[begin ROWS]

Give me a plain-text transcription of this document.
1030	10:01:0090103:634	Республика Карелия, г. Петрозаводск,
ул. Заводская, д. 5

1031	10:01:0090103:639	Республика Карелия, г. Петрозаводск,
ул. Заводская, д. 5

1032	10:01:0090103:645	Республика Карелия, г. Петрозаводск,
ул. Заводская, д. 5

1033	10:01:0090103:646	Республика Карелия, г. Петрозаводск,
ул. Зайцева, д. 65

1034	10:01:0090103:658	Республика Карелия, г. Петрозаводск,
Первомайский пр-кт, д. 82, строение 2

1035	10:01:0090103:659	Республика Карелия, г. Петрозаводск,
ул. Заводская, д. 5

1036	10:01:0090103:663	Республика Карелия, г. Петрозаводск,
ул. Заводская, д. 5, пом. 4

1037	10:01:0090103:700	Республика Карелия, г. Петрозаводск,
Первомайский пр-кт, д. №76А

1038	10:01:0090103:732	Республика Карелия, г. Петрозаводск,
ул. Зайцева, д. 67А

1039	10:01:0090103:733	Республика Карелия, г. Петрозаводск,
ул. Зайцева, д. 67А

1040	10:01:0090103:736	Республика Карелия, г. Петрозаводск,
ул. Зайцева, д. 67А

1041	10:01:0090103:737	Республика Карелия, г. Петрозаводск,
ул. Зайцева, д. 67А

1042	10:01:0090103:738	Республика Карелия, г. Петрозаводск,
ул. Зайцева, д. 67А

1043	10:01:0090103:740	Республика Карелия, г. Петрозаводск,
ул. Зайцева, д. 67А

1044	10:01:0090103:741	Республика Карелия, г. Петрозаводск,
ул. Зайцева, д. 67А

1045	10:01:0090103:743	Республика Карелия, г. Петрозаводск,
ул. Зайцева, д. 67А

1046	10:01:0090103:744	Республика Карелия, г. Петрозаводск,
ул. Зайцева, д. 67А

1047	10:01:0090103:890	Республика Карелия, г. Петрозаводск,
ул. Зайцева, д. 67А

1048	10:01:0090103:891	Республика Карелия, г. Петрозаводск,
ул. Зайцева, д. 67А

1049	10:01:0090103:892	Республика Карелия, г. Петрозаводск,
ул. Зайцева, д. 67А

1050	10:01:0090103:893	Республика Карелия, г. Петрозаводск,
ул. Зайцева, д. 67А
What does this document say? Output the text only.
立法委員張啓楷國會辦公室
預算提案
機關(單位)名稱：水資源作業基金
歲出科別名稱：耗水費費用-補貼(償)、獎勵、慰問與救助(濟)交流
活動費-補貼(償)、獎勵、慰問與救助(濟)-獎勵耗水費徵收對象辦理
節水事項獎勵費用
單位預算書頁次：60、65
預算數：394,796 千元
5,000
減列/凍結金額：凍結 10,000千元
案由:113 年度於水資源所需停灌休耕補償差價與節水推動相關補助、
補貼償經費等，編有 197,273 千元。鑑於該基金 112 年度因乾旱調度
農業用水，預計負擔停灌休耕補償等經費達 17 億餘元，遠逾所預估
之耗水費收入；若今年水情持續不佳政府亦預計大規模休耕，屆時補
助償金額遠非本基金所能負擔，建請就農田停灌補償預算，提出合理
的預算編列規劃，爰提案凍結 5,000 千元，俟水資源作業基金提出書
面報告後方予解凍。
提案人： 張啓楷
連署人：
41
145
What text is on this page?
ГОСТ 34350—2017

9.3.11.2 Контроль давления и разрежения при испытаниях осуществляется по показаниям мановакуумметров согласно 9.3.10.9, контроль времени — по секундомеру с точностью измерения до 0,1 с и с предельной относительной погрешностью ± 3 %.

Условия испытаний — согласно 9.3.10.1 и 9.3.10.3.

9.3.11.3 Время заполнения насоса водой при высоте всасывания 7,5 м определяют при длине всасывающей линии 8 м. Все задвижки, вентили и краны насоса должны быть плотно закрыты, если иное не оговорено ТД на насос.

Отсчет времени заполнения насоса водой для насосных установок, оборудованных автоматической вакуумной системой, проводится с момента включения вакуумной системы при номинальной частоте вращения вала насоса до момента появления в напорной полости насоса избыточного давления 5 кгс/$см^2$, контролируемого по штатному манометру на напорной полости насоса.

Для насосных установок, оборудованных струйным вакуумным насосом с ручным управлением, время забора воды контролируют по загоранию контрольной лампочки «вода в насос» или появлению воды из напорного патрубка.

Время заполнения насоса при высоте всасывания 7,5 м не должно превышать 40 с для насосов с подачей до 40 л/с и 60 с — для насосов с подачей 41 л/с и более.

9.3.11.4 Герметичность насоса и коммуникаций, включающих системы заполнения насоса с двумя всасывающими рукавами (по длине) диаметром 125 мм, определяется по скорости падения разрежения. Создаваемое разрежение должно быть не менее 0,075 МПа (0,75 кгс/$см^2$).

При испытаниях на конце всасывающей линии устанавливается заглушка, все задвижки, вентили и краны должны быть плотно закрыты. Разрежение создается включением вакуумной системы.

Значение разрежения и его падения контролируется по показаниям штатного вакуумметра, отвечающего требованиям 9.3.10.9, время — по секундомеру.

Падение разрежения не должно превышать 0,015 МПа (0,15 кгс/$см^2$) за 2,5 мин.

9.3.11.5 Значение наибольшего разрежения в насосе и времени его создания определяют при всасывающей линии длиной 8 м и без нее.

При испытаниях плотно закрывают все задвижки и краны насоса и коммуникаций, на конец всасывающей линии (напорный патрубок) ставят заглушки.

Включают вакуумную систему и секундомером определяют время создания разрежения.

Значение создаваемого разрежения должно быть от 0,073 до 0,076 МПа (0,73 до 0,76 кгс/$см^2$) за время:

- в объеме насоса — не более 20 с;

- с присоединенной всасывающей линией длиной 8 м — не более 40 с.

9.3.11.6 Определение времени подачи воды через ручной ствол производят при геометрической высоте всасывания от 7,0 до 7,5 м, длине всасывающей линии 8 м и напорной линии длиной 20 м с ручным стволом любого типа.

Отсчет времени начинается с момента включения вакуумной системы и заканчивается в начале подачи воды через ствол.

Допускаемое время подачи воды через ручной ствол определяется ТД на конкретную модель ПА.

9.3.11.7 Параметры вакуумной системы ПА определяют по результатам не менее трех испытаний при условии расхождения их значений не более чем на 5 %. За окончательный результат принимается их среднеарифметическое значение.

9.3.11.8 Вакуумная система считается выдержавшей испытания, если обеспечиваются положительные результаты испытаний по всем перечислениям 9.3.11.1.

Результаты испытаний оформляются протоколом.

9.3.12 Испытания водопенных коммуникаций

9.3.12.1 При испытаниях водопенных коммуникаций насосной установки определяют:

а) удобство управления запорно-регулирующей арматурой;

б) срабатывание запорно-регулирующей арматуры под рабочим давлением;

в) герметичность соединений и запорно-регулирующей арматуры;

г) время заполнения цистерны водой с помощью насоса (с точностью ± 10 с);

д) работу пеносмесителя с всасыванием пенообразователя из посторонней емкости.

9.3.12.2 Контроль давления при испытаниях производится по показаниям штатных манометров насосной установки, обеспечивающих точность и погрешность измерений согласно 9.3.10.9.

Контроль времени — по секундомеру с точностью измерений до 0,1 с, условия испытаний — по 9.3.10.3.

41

[end ROWS]

* [WHAT THE TASK REQUIRES] Return every entry exactly as given.

* [SOLUTION BELOW]
Give me a plain-text transcription of this document.
1030	10:01:0090103:634	Республика Карелия, г. Петрозаводск,
ул. Заводская, д. 5

1031	10:01:0090103:639	Республика Карелия, г. Петрозаводск,
ул. Заводская, д. 5

1032	10:01:0090103:645	Республика Карелия, г. Петрозаводск,
ул. Заводская, д. 5

1033	10:01:0090103:646	Республика Карелия, г. Петрозаводск,
ул. Зайцева, д. 65

1034	10:01:0090103:658	Республика Карелия, г. Петрозаводск,
Первомайский пр-кт, д. 82, строение 2

1035	10:01:0090103:659	Республика Карелия, г. Петрозаводск,
ул. Заводская, д. 5

1036	10:01:0090103:663	Республика Карелия, г. Петрозаводск,
ул. Заводская, д. 5, пом. 4

1037	10:01:0090103:700	Республика Карелия, г. Петрозаводск,
Первомайский пр-кт, д. №76А

1038	10:01:0090103:732	Республика Карелия, г. Петрозаводск,
ул. Зайцева, д. 67А

1039	10:01:0090103:733	Республика Карелия, г. Петрозаводск,
ул. Зайцева, д. 67А

1040	10:01:0090103:736	Республика Карелия, г. Петрозаводск,
ул. Зайцева, д. 67А

1041	10:01:0090103:737	Республика Карелия, г. Петрозаводск,
ул. Зайцева, д. 67А

1042	10:01:0090103:738	Республика Карелия, г. Петрозаводск,
ул. Зайцева, д. 67А

1043	10:01:0090103:740	Республика Карелия, г. Петрозаводск,
ул. Зайцева, д. 67А

1044	10:01:0090103:741	Республика Карелия, г. Петрозаводск,
ул. Зайцева, д. 67А

1045	10:01:0090103:743	Республика Карелия, г. Петрозаводск,
ул. Зайцева, д. 67А

1046	10:01:0090103:744	Республика Карелия, г. Петрозаводск,
ул. Зайцева, д. 67А

1047	10:01:0090103:890	Республика Карелия, г. Петрозаводск,
ул. Зайцева, д. 67А

1048	10:01:0090103:891	Республика Карелия, г. Петрозаводск,
ул. Зайцева, д. 67А

1049	10:01:0090103:892	Республика Карелия, г. Петрозаводск,
ул. Зайцева, д. 67А

1050	10:01:0090103:893	Республика Карелия, г. Петрозаводск,
ул. Зайцева, д. 67А
What does this document say? Output the text only.
立法委員張啓楷國會辦公室
預算提案
機關(單位)名稱：水資源作業基金
歲出科別名稱：耗水費費用-補貼(償)、獎勵、慰問與救助(濟)交流
活動費-補貼(償)、獎勵、慰問與救助(濟)-獎勵耗水費徵收對象辦理
節水事項獎勵費用
單位預算書頁次：60、65
預算數：394,796 千元
5,000
減列/凍結金額：凍結 10,000千元
案由:113 年度於水資源所需停灌休耕補償差價與節水推動相關補助、
補貼償經費等，編有 197,273 千元。鑑於該基金 112 年度因乾旱調度
農業用水，預計負擔停灌休耕補償等經費達 17 億餘元，遠逾所預估
之耗水費收入；若今年水情持續不佳政府亦預計大規模休耕，屆時補
助償金額遠非本基金所能負擔，建請就農田停灌補償預算，提出合理
的預算編列規劃，爰提案凍結 5,000 千元，俟水資源作業基金提出書
面報告後方予解凍。
提案人： 張啓楷
連署人：
41
145
What text is on this page?
ГОСТ 34350—2017

9.3.11.2 Контроль давления и разрежения при испытаниях осуществляется по показаниям мановакуумметров согласно 9.3.10.9, контроль времени — по секундомеру с точностью измерения до 0,1 с и с предельной относительной погрешностью ± 3 %.

Условия испытаний — согласно 9.3.10.1 и 9.3.10.3.

9.3.11.3 Время заполнения насоса водой при высоте всасывания 7,5 м определяют при длине всасывающей линии 8 м. Все задвижки, вентили и краны насоса должны быть плотно закрыты, если иное не оговорено ТД на насос.

Отсчет времени заполнения насоса водой для насосных установок, оборудованных автоматической вакуумной системой, проводится с момента включения вакуумной системы при номинальной частоте вращения вала насоса до момента появления в напорной полости насоса избыточного давления 5 кгс/$см^2$, контролируемого по штатному манометру на напорной полости насоса.

Для насосных установок, оборудованных струйным вакуумным насосом с ручным управлением, время забора воды контролируют по загоранию контрольной лампочки «вода в насос» или появлению воды из напорного патрубка.

Время заполнения насоса при высоте всасывания 7,5 м не должно превышать 40 с для насосов с подачей до 40 л/с и 60 с — для насосов с подачей 41 л/с и более.

9.3.11.4 Герметичность насоса и коммуникаций, включающих системы заполнения насоса с двумя всасывающими рукавами (по длине) диаметром 125 мм, определяется по скорости падения разрежения. Создаваемое разрежение должно быть не менее 0,075 МПа (0,75 кгс/$см^2$).

При испытаниях на конце всасывающей линии устанавливается заглушка, все задвижки, вентили и краны должны быть плотно закрыты. Разрежение создается включением вакуумной системы.

Значение разрежения и его падения контролируется по показаниям штатного вакуумметра, отвечающего требованиям 9.3.10.9, время — по секундомеру.

Падение разрежения не должно превышать 0,015 МПа (0,15 кгс/$см^2$) за 2,5 мин.

9.3.11.5 Значение наибольшего разрежения в насосе и времени его создания определяют при всасывающей линии длиной 8 м и без нее.

При испытаниях плотно закрывают все задвижки и краны насоса и коммуникаций, на конец всасывающей линии (напорный патрубок) ставят заглушки.

Включают вакуумную систему и секундомером определяют время создания разрежения.

Значение создаваемого разрежения должно быть от 0,073 до 0,076 МПа (0,73 до 0,76 кгс/$см^2$) за время:

- в объеме насоса — не более 20 с;

- с присоединенной всасывающей линией длиной 8 м — не более 40 с.

9.3.11.6 Определение времени подачи воды через ручной ствол производят при геометрической высоте всасывания от 7,0 до 7,5 м, длине всасывающей линии 8 м и напорной линии длиной 20 м с ручным стволом любого типа.

Отсчет времени начинается с момента включения вакуумной системы и заканчивается в начале подачи воды через ствол.

Допускаемое время подачи воды через ручной ствол определяется ТД на конкретную модель ПА.

9.3.11.7 Параметры вакуумной системы ПА определяют по результатам не менее трех испытаний при условии расхождения их значений не более чем на 5 %. За окончательный результат принимается их среднеарифметическое значение.

9.3.11.8 Вакуумная система считается выдержавшей испытания, если обеспечиваются положительные результаты испытаний по всем перечислениям 9.3.11.1.

Результаты испытаний оформляются протоколом.

9.3.12 Испытания водопенных коммуникаций

9.3.12.1 При испытаниях водопенных коммуникаций насосной установки определяют:

а) удобство управления запорно-регулирующей арматурой;

б) срабатывание запорно-регулирующей арматуры под рабочим давлением;

в) герметичность соединений и запорно-регулирующей арматуры;

г) время заполнения цистерны водой с помощью насоса (с точностью ± 10 с);

д) работу пеносмесителя с всасыванием пенообразователя из посторонней емкости.

9.3.12.2 Контроль давления при испытаниях производится по показаниям штатных манометров насосной установки, обеспечивающих точность и погрешность измерений согласно 9.3.10.9.

Контроль времени — по секундомеру с точностью измерений до 0,1 с, условия испытаний — по 9.3.10.3.

41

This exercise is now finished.